## Challenge
All lines in which the word "Billion" occurs are to be extracted.

## Figure contents as structured data
########################################

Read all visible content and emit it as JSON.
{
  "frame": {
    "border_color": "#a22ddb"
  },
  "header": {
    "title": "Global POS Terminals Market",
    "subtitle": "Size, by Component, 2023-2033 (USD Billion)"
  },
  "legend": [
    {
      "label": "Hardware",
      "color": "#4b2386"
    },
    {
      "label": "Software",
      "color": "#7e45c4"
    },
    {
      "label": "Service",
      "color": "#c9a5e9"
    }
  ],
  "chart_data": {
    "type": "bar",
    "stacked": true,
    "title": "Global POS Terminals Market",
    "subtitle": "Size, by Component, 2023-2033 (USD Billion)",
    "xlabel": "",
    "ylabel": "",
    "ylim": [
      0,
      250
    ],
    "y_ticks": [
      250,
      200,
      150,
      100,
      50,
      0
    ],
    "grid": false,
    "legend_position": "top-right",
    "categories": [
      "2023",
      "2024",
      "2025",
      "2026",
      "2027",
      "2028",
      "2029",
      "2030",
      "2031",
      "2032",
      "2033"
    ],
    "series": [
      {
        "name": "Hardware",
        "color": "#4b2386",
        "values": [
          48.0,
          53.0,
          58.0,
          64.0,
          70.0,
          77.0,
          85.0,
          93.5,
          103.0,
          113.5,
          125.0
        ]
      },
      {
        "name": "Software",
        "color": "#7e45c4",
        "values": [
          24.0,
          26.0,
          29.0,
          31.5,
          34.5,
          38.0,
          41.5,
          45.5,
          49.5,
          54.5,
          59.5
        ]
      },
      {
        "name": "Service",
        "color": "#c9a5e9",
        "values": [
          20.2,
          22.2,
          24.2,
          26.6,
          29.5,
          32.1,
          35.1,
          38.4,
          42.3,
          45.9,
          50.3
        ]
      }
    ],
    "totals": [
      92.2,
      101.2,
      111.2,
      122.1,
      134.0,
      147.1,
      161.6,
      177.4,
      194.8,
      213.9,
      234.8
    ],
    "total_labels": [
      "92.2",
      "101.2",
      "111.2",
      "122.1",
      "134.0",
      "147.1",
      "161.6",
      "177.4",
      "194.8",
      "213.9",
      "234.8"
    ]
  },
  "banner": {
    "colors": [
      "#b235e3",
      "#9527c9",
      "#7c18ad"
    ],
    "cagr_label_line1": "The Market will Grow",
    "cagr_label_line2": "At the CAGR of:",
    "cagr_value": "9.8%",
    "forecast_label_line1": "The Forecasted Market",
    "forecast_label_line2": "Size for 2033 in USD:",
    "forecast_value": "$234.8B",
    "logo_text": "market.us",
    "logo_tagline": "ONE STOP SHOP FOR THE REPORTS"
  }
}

########################################

## The response
    "subtitle": "Size, by Component, 2023-2033 (USD Billion)"
    "subtitle": "Size, by Component, 2023-2033 (USD Billion)",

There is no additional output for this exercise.